# TASK DIRECTIONS
Skip the pictures. Repeat everything else in the records word for word.

# MATERIALS PROVIDED
====

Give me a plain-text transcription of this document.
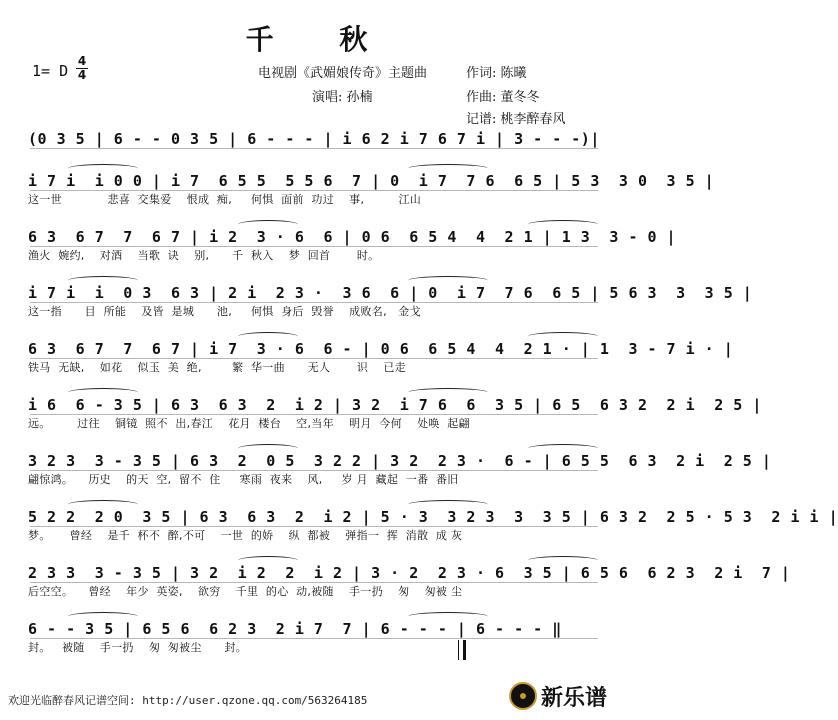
千 秋
1= D
4
4	电视剧《武媚娘传奇》主题曲	作词: 陈曦
演唱: 孙楠	作曲: 董冬冬
记谱: 桃李醉春风
(0 3 5 | 6 - - 0 3 5 | 6 - - - | i 6 2 i 7 6 7 i | 3 - - -)|
i 7 i  i 0 0 | i 7  6 5 5  5 5 6  7 | 0  i 7  7 6  6 5 | 5 3  3 0  3 5 |
这一世            悲喜  交集爱    恨成  痴,     何惧  面前  功过    事,         江山
6 3  6 7  7  6 7 | i 2  3 · 6  6 | 0 6  6 5 4  4  2 1 | 1 3  3 - 0 |
渔火  婉约,    对酒    当歌  诀    别,      千  秋入    梦  回首       时。
i 7 i  i  0 3  6 3 | 2 i  2 3 ·  3 6  6 | 0  i 7  7 6  6 5 | 5 6 3  3  3 5 |
这一指      目  所能    及皆  是城      池,     何惧  身后  毁誉    成败名,   金戈
6 3  6 7  7  6 7 | i 7  3 · 6  6 - | 0 6  6 5 4  4  2 1 · | 1  3 - 7 i · |
铁马  无缺,    如花    似玉  美  绝,        繁  华一曲      无人       识    已走
i 6  6 - 3 5 | 6 3  6 3  2  i 2 | 3 2  i 7 6  6  3 5 | 6 5  6 3 2  2 i  2 5 |
远。       过往    铜镜  照不  出,春江    花月  楼台    空,当年    明月  今何    处唤  起翩
3 2 3  3 - 3 5 | 6 3  2  0 5  3 2 2 | 3 2  2 3 ·  6 - | 6 5 5  6 3  2 i  2 5 |
翩惊鸿。    历史    的天  空,  留不  住     寒雨  夜来    风,     岁 月  藏起  一番  番旧
5 2 2  2 0  3 5 | 6 3  6 3  2  i 2 | 5 · 3  3 2 3  3  3 5 | 6 3 2  2 5 · 5 3  2 i i |
梦。     曾经    是千  杯不  醉,不可    一世  的娇    纵  都被    弹指一  挥  消散  成 灰
2 3 3  3 - 3 5 | 3 2  i 2  2  i 2 | 3 · 2  2 3 · 6  3 5 | 6 5 6  6 2 3  2 i  7 |
后空空。    曾经    年少  英姿,    欲穷    千里  的心  动,被随    手一扔    匆    匆被 尘
6 - - 3 5 | 6 5 6  6 2 3  2 i 7  7 | 6 - - - | 6 - - - ‖
封。   被随    手一扔    匆  匆被尘      封。
欢迎光临醉春风记谱空间: http://user.qzone.qq.com/563264185	新乐谱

====

# RESULT
Give me a plain-text transcription of this document.
千 秋
1= D
4
4	电视剧《武媚娘传奇》主题曲	作词: 陈曦
演唱: 孙楠	作曲: 董冬冬
记谱: 桃李醉春风
(0 3 5 | 6 - - 0 3 5 | 6 - - - | i 6 2 i 7 6 7 i | 3 - - -)|
i 7 i  i 0 0 | i 7  6 5 5  5 5 6  7 | 0  i 7  7 6  6 5 | 5 3  3 0  3 5 |
这一世            悲喜  交集爱    恨成  痴,     何惧  面前  功过    事,         江山
6 3  6 7  7  6 7 | i 2  3 · 6  6 | 0 6  6 5 4  4  2 1 | 1 3  3 - 0 |
渔火  婉约,    对酒    当歌  诀    别,      千  秋入    梦  回首       时。
i 7 i  i  0 3  6 3 | 2 i  2 3 ·  3 6  6 | 0  i 7  7 6  6 5 | 5 6 3  3  3 5 |
这一指      目  所能    及皆  是城      池,     何惧  身后  毁誉    成败名,   金戈
6 3  6 7  7  6 7 | i 7  3 · 6  6 - | 0 6  6 5 4  4  2 1 · | 1  3 - 7 i · |
铁马  无缺,    如花    似玉  美  绝,        繁  华一曲      无人       识    已走
i 6  6 - 3 5 | 6 3  6 3  2  i 2 | 3 2  i 7 6  6  3 5 | 6 5  6 3 2  2 i  2 5 |
远。       过往    铜镜  照不  出,春江    花月  楼台    空,当年    明月  今何    处唤  起翩
3 2 3  3 - 3 5 | 6 3  2  0 5  3 2 2 | 3 2  2 3 ·  6 - | 6 5 5  6 3  2 i  2 5 |
翩惊鸿。    历史    的天  空,  留不  住     寒雨  夜来    风,     岁 月  藏起  一番  番旧
5 2 2  2 0  3 5 | 6 3  6 3  2  i 2 | 5 · 3  3 2 3  3  3 5 | 6 3 2  2 5 · 5 3  2 i i |
梦。     曾经    是千  杯不  醉,不可    一世  的娇    纵  都被    弹指一  挥  消散  成 灰
2 3 3  3 - 3 5 | 3 2  i 2  2  i 2 | 3 · 2  2 3 · 6  3 5 | 6 5 6  6 2 3  2 i  7 |
后空空。    曾经    年少  英姿,    欲穷    千里  的心  动,被随    手一扔    匆    匆被 尘
6 - - 3 5 | 6 5 6  6 2 3  2 i 7  7 | 6 - - - | 6 - - - ‖
封。   被随    手一扔    匆  匆被尘      封。
欢迎光临醉春风记谱空间: http://user.qzone.qq.com/563264185	新乐谱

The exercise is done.